■ WHAT IS NEEDED:
Every line containing the word "Generator" needs to be found and copied.

■ DATA LISTING:

################

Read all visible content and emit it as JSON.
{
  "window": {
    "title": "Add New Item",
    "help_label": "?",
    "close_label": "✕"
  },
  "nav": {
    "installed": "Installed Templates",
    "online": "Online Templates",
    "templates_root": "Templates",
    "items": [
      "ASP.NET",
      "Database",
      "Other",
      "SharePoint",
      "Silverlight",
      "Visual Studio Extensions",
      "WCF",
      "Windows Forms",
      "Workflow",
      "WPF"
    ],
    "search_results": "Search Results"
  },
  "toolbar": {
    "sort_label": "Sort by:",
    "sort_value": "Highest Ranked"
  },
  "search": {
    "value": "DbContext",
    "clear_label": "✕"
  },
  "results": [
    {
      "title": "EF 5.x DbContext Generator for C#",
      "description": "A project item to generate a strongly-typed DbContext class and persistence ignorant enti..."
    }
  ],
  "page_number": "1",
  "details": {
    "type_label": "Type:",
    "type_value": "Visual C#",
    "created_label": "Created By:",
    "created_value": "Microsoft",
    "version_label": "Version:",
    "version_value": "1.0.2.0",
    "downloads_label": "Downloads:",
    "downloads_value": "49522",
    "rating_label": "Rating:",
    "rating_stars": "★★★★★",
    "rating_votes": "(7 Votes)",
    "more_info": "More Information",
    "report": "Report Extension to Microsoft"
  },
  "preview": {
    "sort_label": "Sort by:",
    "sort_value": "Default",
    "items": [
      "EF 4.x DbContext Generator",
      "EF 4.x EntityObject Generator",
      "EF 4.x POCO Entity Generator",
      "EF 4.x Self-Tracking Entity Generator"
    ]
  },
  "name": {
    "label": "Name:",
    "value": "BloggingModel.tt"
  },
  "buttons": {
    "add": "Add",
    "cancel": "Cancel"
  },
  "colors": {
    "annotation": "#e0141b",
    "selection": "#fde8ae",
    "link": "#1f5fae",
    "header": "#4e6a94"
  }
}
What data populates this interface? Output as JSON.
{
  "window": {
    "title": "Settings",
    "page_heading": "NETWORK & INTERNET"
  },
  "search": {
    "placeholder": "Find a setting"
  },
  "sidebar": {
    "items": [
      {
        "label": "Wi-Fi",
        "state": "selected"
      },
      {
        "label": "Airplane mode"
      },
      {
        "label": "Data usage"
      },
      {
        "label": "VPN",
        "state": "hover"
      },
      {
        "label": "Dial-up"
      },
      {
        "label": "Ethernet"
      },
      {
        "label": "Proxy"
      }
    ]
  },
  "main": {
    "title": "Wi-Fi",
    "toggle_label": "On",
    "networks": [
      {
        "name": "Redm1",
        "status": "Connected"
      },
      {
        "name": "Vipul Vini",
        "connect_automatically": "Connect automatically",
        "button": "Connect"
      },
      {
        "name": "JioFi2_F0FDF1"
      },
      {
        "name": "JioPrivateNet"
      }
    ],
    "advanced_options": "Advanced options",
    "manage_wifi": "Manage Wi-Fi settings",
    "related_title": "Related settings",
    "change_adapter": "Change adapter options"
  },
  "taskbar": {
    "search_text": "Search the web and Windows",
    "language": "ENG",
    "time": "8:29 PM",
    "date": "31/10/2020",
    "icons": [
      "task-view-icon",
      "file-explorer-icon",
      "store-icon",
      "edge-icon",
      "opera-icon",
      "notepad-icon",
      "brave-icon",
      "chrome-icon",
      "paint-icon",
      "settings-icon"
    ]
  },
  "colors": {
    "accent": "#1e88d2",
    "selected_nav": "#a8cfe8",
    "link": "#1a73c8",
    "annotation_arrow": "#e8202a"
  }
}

################

■ EXPECTED OUTPUT:
      "title": "EF 5.x DbContext Generator for C#",
      "EF 4.x DbContext Generator",
      "EF 4.x EntityObject Generator",
      "EF 4.x POCO Entity Generator",
      "EF 4.x Self-Tracking Entity Generator"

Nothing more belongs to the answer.